What you will do
Where the string "blot" shows up in a line of the records, copy that line.

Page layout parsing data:
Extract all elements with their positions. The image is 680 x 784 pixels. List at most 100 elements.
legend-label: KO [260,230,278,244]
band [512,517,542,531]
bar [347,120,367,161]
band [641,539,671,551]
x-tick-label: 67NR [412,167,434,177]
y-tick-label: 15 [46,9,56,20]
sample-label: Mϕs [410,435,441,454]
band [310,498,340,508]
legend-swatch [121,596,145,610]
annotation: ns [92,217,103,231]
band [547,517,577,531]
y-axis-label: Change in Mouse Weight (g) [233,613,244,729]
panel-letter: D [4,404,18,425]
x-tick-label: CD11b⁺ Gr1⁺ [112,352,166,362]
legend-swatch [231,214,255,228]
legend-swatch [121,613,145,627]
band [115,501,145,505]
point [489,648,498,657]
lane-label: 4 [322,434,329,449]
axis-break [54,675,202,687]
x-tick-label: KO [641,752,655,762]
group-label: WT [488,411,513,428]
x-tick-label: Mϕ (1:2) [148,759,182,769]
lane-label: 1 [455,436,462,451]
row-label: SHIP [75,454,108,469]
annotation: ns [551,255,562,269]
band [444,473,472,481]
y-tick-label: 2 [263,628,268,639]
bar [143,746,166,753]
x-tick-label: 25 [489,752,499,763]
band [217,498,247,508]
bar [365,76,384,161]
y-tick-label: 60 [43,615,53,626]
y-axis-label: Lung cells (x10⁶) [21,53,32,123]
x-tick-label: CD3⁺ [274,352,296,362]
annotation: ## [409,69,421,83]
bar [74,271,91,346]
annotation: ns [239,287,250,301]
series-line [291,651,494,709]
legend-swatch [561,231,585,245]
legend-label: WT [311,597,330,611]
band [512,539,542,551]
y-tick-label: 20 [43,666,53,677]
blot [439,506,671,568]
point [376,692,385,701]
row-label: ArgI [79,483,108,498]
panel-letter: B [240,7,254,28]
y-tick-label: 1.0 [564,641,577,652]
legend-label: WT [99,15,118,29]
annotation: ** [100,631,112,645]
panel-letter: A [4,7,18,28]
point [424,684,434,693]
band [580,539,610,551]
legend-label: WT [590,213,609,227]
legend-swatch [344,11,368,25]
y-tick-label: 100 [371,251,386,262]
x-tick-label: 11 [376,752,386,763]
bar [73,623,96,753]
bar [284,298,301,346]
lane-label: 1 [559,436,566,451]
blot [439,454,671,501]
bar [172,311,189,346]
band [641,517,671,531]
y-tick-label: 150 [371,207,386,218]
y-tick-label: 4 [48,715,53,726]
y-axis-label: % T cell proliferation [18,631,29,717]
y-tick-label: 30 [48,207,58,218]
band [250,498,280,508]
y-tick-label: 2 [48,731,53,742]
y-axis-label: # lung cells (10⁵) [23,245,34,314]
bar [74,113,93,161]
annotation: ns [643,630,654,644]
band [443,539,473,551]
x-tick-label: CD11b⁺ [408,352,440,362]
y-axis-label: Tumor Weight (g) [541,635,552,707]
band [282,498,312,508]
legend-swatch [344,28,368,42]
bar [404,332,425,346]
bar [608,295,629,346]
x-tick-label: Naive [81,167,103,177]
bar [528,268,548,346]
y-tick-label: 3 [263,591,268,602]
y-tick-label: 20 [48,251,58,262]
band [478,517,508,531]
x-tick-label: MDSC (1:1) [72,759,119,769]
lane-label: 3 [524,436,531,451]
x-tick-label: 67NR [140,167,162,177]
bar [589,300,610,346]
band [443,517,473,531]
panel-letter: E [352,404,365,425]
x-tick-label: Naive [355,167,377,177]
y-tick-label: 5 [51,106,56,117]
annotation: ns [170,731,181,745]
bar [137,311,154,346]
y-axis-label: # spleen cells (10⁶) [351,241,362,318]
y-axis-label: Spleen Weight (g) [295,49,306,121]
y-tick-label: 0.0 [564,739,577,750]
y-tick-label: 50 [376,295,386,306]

Result of this exercise
blot [439,506,671,568]
blot [439,454,671,501]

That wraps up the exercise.